# WHAT IS EXPECTED:
Which lines hold the word "lasting"? Copy each one.

# Dataset items:

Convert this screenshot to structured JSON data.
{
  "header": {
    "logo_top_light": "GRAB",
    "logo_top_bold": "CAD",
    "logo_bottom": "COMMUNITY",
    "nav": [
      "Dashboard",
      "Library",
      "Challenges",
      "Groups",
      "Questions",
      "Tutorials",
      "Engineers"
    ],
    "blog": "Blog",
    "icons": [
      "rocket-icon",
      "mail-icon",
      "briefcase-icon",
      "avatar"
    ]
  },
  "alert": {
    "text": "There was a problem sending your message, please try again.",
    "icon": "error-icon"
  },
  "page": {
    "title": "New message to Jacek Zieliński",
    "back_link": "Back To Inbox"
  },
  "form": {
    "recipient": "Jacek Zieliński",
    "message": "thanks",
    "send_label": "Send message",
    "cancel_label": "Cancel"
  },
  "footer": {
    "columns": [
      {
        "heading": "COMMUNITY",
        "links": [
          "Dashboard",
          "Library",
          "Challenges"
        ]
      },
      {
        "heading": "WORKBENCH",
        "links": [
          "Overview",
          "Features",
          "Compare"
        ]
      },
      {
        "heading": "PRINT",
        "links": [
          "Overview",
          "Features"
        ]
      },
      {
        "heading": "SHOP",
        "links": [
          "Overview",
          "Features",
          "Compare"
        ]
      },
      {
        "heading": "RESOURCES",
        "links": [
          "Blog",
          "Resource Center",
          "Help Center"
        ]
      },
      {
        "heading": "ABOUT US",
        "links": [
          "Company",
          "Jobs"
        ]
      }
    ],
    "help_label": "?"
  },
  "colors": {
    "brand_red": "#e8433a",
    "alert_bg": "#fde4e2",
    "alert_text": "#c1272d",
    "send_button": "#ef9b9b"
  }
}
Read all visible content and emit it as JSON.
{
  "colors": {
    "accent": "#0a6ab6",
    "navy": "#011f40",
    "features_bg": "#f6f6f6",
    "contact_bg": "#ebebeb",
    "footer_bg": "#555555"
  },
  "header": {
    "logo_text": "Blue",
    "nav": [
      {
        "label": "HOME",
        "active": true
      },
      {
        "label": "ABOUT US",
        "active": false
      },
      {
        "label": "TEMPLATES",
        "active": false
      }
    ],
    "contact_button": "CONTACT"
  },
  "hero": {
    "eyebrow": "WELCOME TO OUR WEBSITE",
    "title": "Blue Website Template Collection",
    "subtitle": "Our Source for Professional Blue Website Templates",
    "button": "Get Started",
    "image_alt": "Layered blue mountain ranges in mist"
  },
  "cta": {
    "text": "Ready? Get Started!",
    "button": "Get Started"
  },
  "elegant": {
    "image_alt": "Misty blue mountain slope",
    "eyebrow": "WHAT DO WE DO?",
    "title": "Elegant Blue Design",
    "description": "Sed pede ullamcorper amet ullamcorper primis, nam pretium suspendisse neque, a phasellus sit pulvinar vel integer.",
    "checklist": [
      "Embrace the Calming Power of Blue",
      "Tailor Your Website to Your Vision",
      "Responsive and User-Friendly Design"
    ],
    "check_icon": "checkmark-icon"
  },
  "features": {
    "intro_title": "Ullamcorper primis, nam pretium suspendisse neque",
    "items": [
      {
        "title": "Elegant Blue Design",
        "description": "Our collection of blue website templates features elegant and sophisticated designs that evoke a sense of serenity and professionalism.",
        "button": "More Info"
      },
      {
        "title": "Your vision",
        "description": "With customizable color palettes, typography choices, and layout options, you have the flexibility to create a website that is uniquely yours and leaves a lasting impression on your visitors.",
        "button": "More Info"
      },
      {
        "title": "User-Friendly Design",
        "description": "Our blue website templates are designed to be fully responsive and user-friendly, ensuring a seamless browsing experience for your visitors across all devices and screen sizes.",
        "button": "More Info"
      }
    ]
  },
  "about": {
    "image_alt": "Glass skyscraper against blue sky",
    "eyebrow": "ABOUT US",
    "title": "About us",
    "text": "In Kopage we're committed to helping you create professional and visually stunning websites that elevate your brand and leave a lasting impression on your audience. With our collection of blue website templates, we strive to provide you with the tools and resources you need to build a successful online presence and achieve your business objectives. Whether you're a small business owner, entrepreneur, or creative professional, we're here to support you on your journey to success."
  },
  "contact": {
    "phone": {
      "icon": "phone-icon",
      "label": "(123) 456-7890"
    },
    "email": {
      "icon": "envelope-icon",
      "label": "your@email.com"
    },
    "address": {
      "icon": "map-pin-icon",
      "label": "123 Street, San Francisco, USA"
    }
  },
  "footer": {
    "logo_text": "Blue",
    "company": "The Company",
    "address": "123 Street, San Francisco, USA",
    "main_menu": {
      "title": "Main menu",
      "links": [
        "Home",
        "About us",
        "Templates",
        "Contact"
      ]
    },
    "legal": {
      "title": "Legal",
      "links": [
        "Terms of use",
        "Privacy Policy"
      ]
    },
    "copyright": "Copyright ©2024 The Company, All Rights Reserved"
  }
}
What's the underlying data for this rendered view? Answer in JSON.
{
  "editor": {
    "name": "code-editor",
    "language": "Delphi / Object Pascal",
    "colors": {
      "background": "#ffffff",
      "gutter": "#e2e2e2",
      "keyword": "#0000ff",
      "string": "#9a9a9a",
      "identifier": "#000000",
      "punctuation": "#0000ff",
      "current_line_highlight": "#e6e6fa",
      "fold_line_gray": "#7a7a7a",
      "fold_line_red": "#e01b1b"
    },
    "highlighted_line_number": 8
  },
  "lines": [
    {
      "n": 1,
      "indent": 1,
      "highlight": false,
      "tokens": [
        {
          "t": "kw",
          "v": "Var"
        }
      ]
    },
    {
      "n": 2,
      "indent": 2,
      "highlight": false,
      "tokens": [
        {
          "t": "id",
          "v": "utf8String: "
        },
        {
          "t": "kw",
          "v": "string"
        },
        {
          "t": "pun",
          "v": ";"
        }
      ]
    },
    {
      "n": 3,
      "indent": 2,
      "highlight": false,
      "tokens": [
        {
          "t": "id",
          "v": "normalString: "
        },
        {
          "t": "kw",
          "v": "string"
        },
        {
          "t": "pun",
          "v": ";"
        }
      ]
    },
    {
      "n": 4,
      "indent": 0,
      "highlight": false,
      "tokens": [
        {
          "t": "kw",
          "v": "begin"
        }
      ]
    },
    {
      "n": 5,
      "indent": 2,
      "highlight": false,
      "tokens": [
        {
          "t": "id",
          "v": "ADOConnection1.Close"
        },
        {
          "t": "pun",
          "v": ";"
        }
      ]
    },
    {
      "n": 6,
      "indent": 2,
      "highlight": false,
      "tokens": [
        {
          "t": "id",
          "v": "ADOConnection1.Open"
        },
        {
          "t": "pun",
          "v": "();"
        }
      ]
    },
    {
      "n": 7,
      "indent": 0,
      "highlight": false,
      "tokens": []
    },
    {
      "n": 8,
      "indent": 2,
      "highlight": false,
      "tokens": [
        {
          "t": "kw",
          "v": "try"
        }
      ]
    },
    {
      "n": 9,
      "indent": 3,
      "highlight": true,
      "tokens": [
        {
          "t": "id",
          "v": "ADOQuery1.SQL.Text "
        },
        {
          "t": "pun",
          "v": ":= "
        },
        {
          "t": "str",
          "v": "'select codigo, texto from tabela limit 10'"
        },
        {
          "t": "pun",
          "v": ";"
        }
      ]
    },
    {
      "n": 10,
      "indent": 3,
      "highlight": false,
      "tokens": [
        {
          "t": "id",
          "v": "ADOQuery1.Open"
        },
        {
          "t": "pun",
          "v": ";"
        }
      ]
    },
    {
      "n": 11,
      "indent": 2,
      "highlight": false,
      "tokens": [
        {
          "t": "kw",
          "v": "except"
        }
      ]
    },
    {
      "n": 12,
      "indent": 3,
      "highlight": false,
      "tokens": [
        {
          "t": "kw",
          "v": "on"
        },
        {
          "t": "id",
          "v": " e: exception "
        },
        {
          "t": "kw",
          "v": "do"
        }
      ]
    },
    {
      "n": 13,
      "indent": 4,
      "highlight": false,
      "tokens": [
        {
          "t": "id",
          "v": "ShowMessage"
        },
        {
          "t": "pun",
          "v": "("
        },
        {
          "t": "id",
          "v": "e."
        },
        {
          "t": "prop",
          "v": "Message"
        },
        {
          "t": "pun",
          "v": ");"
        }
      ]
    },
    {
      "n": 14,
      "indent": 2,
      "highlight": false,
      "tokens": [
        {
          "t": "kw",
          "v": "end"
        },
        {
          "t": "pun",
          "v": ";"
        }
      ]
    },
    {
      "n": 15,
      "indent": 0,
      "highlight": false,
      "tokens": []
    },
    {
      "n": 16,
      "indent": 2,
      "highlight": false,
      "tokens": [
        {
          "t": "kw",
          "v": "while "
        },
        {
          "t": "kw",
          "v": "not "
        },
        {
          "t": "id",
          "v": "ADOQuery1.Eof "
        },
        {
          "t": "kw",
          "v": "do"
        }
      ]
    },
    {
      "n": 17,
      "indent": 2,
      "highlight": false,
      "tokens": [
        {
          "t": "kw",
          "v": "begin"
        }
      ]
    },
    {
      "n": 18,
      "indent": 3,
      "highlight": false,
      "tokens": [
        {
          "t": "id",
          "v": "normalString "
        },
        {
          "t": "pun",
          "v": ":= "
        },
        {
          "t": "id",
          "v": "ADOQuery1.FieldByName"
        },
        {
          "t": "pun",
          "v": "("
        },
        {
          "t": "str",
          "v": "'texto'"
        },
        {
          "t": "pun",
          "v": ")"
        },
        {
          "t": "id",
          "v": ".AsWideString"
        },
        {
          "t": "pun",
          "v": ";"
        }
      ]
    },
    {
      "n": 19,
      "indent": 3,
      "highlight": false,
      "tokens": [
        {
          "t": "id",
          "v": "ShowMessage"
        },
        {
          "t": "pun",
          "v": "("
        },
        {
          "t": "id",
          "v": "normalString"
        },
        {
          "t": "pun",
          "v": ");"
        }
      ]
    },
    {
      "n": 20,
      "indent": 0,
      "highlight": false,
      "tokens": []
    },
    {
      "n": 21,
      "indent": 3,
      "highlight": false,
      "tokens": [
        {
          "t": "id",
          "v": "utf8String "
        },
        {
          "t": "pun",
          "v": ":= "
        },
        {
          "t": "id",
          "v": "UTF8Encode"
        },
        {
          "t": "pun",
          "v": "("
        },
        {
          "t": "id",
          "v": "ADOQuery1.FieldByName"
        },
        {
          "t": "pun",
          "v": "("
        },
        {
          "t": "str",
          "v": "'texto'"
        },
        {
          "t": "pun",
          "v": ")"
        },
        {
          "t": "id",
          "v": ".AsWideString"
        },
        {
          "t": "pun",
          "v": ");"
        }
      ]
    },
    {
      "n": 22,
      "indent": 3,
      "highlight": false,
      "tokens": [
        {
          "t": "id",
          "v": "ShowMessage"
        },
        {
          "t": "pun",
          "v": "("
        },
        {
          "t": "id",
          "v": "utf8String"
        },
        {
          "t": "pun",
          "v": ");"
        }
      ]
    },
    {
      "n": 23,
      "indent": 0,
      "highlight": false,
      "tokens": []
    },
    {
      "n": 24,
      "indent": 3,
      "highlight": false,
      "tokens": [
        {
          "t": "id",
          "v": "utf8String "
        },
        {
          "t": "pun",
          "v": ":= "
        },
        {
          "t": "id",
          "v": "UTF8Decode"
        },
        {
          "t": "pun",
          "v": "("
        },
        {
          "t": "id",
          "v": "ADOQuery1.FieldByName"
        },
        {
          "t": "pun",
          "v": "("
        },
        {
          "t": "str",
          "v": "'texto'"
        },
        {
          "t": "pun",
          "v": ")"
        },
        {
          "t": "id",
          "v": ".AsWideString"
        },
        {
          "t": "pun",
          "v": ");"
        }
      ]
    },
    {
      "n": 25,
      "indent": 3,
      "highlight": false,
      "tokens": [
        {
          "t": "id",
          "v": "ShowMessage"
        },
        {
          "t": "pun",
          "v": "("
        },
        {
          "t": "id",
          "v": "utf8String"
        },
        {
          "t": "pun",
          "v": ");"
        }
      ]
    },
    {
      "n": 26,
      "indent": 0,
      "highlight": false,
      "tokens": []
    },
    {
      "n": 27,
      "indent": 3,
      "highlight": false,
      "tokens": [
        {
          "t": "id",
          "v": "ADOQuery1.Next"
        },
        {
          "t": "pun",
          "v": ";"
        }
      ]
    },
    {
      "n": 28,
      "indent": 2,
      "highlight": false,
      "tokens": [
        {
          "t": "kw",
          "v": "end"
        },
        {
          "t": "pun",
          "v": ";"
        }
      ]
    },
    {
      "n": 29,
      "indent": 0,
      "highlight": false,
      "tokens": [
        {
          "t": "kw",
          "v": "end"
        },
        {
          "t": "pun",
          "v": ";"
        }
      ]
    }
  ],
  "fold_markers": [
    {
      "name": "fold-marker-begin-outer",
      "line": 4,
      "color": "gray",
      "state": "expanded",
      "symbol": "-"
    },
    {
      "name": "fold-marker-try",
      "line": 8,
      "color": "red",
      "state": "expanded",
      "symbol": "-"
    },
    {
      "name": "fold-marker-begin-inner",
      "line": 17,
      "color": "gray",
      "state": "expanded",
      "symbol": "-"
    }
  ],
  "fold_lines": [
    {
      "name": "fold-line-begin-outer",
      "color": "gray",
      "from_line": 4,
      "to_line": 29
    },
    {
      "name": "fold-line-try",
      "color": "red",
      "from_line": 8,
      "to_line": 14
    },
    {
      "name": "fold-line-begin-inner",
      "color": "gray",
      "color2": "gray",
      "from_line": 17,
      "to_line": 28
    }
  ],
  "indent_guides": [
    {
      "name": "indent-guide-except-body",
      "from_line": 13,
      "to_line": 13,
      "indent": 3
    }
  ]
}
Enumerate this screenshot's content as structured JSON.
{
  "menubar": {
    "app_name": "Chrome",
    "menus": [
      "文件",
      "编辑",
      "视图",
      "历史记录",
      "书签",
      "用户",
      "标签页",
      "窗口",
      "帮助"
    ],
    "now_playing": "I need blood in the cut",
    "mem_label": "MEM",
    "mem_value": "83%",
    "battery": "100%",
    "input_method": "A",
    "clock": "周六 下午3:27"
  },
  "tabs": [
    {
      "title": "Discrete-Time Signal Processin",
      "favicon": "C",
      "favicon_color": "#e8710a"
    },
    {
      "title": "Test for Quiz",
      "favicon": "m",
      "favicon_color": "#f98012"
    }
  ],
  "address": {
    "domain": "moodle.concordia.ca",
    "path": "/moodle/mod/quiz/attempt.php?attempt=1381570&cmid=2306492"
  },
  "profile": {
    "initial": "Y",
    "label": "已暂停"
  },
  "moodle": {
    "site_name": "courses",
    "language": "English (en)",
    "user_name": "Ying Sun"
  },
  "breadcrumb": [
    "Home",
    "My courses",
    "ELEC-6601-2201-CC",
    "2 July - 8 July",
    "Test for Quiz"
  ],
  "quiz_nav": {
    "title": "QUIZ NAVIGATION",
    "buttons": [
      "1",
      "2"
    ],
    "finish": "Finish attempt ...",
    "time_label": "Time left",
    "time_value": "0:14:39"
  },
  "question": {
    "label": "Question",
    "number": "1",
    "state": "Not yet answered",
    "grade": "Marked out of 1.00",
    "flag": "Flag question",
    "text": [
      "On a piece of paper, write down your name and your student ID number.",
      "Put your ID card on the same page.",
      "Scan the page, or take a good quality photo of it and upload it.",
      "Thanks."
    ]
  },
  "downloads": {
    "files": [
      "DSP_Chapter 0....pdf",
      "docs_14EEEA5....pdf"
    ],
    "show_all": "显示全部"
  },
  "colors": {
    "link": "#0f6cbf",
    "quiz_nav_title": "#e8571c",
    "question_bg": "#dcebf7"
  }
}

# ANSWER TO THE EXERCISE:
        "description": "With customizable color palettes, typography choices, and layout options, you have the flexibility to create a website that is uniquely yours and leaves a lasting impression on your visitors.",
    "text": "In Kopage we're committed to helping you create professional and visually stunning websites that elevate your brand and leave a lasting impression on your audience. With our collection of blue website templates, we strive to provide you with the tools and resources you need to build a successful online presence and achieve your business objectives. Whether you're a small business owner, entrepreneur, or creative professional, we're here to support you on your journey to success."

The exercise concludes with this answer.